--- GIVEN INSTRUCTION ---
Return the count of lines that mention "name", with no other words.

----- DATA SECTION

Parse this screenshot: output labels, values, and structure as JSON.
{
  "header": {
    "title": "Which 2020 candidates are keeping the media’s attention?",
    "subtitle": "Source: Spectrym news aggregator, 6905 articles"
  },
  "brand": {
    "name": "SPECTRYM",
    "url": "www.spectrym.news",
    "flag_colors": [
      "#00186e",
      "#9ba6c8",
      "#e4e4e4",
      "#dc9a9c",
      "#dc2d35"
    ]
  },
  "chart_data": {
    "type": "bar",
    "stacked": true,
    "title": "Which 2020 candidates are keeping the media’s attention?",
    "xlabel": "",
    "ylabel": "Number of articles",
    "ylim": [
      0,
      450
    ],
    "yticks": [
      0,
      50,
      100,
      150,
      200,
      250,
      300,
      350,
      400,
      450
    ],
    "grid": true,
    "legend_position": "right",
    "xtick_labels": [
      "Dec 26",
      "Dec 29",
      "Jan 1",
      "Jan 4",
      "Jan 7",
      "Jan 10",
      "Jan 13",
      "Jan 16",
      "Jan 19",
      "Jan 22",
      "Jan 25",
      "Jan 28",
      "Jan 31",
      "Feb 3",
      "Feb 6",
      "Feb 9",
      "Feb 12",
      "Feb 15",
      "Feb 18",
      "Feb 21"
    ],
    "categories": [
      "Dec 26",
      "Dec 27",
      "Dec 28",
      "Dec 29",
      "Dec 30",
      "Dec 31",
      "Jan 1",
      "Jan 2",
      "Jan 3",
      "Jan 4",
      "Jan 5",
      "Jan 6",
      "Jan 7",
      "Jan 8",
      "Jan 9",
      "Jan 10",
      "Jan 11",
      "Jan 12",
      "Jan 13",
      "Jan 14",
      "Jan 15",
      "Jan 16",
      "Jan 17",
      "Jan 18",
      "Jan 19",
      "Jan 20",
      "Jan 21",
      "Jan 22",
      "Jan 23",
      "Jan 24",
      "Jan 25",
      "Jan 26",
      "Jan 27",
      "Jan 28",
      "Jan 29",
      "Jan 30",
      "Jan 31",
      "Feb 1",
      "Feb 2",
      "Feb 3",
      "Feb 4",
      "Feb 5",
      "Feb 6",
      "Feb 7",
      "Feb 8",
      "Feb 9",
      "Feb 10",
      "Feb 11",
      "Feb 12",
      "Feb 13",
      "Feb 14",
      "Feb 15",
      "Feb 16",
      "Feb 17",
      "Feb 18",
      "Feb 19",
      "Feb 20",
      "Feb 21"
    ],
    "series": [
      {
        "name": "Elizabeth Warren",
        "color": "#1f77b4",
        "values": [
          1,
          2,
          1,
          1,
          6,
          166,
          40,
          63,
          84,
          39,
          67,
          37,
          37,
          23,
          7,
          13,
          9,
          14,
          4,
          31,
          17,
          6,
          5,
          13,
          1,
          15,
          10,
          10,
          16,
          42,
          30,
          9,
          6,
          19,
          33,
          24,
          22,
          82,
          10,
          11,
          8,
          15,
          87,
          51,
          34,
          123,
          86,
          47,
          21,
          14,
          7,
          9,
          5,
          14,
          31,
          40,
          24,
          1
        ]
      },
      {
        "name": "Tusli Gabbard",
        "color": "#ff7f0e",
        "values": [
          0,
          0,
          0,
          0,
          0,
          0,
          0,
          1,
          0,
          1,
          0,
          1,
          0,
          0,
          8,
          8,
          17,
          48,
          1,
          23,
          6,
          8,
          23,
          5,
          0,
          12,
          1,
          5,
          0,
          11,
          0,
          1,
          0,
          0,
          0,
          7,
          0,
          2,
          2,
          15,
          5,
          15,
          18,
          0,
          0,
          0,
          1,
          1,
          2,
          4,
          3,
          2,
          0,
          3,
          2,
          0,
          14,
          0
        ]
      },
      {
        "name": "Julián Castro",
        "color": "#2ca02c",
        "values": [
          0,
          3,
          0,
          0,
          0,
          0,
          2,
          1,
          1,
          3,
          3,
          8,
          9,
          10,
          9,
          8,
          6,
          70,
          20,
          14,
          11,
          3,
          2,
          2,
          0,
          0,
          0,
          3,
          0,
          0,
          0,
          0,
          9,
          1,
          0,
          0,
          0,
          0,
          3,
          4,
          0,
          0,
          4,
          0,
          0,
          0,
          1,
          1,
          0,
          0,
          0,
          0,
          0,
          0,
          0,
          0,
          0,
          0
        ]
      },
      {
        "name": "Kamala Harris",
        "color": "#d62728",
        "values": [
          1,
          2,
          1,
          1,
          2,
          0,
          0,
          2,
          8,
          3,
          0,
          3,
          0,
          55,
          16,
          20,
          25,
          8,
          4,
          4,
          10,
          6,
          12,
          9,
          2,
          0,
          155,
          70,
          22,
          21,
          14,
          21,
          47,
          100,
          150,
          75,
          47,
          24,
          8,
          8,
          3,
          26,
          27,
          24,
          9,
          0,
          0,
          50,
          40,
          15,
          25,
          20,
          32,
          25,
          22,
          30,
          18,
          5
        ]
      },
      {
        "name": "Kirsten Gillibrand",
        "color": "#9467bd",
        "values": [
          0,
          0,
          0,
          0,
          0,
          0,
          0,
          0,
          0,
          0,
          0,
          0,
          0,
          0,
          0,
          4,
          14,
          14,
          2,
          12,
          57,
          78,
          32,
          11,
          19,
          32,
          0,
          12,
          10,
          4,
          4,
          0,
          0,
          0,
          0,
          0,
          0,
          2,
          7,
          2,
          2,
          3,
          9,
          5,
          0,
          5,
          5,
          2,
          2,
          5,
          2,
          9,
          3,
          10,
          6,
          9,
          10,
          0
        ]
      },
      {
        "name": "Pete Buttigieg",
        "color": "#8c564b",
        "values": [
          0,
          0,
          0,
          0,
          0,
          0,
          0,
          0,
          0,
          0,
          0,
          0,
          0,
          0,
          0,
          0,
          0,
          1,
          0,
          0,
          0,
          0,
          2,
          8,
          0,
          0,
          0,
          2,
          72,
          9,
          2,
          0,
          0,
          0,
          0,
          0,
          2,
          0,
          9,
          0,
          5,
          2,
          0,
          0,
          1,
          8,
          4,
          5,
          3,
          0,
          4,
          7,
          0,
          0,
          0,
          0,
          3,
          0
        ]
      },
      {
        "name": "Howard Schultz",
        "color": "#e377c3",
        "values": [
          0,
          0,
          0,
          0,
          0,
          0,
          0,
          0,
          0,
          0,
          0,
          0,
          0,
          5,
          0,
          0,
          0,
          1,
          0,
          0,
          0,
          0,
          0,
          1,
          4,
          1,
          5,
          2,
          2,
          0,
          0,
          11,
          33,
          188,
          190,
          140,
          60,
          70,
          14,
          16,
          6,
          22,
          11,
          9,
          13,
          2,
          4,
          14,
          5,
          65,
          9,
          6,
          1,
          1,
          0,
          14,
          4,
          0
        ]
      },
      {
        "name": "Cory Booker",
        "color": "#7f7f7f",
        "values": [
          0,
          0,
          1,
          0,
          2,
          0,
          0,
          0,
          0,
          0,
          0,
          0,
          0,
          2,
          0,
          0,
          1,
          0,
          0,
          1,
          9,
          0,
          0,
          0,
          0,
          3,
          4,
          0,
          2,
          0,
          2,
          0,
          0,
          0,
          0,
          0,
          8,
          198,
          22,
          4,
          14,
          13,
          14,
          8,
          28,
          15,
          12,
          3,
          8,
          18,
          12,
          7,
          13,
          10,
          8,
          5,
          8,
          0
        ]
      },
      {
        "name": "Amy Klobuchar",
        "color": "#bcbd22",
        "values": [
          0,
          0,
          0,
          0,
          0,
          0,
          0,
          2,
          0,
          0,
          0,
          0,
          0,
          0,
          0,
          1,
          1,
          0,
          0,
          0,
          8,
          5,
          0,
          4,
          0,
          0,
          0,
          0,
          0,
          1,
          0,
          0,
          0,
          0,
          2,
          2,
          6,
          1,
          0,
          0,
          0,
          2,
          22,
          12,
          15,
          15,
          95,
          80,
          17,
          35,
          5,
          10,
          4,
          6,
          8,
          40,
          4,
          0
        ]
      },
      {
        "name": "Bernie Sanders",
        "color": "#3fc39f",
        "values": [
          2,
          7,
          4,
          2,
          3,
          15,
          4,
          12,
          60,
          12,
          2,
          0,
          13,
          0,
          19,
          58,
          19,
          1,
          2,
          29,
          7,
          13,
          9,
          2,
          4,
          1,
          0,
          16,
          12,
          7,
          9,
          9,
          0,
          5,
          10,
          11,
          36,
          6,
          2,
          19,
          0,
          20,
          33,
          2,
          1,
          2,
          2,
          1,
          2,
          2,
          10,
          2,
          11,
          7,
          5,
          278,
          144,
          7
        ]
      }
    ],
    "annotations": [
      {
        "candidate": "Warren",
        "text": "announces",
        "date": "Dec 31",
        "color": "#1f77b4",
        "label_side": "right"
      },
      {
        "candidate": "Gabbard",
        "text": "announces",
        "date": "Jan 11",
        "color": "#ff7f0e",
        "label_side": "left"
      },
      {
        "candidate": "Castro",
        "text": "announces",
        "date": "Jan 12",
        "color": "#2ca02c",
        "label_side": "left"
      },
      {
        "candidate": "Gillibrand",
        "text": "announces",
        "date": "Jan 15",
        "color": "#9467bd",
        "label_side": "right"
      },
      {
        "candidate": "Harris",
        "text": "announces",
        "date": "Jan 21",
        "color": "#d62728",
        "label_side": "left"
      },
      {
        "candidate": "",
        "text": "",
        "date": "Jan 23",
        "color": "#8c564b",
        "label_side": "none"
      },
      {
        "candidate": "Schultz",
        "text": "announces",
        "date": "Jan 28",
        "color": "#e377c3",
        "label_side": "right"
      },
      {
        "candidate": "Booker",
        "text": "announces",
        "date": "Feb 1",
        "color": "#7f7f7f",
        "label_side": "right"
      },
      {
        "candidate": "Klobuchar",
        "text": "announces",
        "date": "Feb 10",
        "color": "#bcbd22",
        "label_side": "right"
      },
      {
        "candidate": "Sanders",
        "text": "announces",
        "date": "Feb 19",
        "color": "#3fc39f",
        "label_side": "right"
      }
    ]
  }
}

----------

--- SOLUTION FOR THIS PROBLEM ---
11